>> begin Excerpted records
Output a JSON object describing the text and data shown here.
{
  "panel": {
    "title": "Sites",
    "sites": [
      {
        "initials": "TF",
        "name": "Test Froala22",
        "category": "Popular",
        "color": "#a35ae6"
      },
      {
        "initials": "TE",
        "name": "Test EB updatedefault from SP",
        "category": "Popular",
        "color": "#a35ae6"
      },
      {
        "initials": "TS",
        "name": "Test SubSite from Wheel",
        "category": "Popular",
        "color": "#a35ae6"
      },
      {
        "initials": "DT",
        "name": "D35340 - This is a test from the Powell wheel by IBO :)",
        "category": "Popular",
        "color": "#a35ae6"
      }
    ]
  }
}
>> end Excerpted records
Work instructions
Report all lines of the material that contain the word "from".

Reply
        "name": "Test EB updatedefault from SP",
        "name": "Test SubSite from Wheel",
        "name": "D35340 - This is a test from the Powell wheel by IBO :)",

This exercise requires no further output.